**Aim:** Report how many lines of the listing below include the word "image". Give nothing but the number.

Figure dataset records
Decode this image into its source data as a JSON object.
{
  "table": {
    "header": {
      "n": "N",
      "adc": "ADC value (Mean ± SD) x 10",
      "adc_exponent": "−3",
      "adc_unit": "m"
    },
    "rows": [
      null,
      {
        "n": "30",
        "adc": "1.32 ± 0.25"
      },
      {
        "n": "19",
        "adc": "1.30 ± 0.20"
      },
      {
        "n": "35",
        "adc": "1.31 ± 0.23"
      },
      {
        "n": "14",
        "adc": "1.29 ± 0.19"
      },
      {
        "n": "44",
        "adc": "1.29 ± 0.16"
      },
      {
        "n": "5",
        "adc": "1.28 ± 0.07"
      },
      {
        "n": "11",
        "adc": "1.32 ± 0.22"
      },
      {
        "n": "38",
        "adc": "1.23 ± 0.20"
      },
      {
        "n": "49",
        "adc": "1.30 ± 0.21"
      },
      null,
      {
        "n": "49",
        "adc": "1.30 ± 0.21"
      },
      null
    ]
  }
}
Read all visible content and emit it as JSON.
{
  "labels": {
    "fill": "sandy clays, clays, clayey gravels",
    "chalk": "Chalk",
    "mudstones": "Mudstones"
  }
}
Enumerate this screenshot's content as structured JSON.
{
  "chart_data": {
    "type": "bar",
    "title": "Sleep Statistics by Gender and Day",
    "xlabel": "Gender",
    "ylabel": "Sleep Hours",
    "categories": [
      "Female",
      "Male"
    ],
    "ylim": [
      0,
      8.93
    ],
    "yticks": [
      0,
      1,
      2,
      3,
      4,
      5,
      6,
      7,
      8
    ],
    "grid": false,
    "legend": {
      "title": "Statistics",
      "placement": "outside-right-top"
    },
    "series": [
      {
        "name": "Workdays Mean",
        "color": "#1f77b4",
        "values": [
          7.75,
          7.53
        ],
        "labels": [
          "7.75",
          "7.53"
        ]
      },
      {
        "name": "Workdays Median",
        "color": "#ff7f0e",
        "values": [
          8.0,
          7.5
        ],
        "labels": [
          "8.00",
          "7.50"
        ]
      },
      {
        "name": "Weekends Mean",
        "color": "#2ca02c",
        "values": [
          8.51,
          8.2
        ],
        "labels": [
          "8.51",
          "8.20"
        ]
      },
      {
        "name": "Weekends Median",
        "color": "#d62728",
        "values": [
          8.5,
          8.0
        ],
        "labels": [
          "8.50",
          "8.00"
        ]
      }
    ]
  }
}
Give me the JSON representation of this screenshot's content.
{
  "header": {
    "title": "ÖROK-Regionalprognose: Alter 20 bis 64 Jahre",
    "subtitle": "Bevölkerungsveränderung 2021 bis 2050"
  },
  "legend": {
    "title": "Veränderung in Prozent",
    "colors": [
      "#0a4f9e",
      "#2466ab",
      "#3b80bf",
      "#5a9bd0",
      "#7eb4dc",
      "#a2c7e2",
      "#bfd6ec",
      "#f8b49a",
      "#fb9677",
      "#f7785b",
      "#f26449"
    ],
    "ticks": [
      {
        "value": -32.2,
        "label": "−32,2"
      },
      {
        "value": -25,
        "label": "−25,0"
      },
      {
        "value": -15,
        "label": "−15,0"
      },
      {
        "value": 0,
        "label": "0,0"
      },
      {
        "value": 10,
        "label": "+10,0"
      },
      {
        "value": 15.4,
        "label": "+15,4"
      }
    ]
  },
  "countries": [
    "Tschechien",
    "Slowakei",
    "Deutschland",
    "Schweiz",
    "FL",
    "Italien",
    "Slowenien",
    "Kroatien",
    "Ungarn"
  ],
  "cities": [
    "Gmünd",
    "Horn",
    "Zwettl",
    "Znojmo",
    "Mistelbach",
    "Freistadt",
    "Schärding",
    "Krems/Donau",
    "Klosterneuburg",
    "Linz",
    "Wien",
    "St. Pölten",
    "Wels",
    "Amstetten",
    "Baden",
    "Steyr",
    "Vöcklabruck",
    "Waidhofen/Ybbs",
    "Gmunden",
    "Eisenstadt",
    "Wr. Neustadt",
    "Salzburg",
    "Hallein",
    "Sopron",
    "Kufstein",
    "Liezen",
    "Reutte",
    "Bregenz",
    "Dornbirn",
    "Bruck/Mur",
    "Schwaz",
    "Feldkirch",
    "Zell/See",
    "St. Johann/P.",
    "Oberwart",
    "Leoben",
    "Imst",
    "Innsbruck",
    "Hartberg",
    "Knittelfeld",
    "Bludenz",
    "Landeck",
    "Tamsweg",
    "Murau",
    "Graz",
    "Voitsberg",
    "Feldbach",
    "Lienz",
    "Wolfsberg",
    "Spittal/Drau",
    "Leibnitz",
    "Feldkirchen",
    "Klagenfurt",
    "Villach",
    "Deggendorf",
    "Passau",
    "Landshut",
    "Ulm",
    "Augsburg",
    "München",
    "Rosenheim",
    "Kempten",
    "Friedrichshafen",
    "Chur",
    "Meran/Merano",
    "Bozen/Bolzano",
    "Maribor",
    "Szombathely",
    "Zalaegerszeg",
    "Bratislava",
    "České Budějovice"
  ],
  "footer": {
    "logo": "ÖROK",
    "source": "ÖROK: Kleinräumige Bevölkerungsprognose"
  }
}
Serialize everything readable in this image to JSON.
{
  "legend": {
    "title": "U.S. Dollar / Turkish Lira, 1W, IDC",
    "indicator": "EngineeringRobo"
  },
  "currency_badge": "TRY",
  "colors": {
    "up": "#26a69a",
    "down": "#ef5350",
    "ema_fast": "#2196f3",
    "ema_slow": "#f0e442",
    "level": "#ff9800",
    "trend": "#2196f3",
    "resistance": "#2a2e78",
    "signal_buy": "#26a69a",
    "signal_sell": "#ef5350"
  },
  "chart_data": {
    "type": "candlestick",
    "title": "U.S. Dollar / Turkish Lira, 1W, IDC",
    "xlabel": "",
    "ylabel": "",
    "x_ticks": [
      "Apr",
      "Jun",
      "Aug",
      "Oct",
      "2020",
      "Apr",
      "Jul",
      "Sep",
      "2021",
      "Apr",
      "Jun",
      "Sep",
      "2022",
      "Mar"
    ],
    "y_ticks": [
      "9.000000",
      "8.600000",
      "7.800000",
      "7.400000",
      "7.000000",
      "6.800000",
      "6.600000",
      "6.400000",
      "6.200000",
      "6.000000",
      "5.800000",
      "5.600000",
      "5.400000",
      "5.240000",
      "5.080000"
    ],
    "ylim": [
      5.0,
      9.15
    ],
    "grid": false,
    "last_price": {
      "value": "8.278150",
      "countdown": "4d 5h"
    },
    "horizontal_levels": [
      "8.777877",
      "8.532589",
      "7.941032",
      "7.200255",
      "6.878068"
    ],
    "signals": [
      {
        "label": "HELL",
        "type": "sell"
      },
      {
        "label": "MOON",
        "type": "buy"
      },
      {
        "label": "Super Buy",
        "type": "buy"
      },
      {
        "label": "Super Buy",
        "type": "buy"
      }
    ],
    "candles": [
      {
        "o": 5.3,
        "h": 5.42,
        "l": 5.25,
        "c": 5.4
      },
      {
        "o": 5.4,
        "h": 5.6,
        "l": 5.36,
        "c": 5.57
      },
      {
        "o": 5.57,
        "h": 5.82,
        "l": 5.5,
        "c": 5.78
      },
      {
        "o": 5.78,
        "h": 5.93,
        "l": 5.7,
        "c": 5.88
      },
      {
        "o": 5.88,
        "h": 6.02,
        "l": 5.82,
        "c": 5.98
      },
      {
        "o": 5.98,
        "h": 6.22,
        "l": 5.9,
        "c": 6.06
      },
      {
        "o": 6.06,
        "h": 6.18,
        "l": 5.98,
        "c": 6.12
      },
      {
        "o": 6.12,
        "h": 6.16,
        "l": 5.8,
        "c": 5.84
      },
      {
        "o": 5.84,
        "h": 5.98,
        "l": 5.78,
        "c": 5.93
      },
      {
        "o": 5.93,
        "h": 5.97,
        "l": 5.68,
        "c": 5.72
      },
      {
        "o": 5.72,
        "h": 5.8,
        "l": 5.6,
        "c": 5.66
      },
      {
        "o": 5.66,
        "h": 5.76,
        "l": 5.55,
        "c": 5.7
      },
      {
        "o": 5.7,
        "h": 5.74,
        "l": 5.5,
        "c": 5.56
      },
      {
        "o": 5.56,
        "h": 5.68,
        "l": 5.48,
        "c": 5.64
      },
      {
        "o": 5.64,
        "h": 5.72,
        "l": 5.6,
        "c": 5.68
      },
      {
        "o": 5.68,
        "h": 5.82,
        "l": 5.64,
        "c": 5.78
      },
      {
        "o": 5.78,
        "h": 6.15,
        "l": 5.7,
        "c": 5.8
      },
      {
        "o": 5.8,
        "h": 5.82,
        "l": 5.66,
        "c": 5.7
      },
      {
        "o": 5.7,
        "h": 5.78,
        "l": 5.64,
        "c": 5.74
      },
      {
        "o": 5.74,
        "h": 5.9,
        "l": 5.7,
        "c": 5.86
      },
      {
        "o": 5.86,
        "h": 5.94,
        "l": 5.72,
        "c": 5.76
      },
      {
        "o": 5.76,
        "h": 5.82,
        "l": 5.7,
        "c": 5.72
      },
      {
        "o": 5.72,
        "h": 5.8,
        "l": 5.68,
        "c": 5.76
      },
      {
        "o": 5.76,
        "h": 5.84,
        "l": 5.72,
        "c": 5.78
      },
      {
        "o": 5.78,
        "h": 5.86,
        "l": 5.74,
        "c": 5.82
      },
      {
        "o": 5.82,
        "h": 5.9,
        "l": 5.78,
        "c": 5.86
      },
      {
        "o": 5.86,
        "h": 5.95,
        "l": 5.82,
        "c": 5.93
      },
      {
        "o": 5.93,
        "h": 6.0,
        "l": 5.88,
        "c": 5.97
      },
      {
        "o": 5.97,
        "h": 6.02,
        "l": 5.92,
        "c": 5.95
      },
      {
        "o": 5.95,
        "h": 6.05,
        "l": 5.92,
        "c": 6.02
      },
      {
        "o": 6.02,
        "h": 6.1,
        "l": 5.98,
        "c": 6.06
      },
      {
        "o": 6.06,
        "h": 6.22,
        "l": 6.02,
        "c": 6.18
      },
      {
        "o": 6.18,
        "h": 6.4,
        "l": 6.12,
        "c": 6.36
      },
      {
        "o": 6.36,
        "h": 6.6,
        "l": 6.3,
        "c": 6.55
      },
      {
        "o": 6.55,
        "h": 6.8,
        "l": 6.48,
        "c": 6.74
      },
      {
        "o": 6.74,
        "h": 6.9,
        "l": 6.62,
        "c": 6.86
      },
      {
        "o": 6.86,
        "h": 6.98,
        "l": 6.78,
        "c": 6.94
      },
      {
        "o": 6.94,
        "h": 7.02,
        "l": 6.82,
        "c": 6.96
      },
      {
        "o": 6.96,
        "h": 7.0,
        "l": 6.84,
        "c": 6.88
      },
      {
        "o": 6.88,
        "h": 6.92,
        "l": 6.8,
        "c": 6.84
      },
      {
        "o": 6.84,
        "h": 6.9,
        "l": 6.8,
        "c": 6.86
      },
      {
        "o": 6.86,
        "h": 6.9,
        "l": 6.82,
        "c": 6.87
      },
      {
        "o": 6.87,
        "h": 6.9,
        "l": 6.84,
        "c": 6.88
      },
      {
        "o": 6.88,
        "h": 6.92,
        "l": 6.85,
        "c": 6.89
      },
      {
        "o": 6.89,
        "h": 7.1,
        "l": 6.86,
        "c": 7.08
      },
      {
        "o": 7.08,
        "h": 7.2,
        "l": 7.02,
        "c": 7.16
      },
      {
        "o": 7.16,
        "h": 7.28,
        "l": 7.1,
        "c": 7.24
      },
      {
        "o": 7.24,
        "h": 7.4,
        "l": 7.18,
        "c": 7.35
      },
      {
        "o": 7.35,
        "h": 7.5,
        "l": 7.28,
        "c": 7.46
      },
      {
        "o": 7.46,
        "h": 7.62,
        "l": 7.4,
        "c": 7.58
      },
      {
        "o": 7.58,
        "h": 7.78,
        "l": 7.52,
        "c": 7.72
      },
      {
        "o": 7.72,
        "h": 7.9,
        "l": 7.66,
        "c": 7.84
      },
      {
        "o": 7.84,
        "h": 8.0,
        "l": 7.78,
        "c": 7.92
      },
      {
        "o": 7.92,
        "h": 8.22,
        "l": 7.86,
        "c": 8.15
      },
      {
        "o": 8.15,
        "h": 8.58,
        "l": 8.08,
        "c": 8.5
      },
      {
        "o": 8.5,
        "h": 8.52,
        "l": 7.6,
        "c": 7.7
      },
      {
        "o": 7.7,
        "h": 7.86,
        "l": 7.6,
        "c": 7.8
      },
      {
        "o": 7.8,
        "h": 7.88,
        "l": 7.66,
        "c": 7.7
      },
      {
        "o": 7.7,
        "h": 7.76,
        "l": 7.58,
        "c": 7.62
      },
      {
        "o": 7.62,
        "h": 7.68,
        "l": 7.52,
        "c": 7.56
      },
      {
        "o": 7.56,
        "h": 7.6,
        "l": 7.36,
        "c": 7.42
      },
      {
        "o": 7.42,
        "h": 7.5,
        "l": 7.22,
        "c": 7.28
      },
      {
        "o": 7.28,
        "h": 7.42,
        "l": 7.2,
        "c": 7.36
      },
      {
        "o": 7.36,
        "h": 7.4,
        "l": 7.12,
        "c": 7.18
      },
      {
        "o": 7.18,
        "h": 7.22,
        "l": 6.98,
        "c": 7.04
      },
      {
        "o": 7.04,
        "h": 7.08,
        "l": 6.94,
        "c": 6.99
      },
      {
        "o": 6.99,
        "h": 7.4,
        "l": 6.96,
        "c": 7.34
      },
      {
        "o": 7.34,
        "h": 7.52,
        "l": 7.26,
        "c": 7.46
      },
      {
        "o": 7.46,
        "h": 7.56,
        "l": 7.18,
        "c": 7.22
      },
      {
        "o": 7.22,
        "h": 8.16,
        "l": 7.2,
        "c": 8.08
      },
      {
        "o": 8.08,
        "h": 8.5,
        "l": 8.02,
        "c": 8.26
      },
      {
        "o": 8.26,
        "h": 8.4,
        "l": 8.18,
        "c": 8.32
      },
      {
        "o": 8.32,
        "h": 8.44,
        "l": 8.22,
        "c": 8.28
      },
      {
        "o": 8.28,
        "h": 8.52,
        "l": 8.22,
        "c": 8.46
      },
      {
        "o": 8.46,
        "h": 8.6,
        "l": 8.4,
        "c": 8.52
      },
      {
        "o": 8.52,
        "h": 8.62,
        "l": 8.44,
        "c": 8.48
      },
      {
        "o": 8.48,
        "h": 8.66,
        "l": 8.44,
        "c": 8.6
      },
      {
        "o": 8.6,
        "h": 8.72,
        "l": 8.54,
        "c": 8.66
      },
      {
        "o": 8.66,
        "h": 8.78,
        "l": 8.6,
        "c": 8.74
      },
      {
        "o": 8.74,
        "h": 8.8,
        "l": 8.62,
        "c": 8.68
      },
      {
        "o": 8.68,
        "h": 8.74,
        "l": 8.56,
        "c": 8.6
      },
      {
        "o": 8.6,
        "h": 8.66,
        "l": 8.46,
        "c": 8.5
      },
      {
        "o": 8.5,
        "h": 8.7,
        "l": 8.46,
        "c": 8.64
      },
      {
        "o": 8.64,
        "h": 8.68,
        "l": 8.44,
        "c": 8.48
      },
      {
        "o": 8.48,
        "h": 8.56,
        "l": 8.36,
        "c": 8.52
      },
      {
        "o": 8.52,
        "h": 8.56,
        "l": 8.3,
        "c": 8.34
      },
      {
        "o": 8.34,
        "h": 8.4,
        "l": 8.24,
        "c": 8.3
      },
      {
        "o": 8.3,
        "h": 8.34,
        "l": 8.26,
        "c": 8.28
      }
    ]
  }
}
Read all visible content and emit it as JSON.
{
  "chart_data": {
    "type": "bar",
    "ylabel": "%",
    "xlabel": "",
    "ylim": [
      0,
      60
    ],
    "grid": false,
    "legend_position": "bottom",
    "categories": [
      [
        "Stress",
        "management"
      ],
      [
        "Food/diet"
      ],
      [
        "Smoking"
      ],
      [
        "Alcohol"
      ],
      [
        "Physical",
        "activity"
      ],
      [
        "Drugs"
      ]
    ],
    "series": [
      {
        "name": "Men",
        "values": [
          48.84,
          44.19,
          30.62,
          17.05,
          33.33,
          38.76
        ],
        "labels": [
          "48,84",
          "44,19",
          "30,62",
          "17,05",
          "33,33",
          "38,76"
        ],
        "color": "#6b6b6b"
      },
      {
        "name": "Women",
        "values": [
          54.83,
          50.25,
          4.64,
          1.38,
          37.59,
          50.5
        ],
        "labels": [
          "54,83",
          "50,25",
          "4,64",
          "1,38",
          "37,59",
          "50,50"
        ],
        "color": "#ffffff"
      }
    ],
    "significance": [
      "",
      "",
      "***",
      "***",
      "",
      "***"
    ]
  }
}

**Complete response:** 2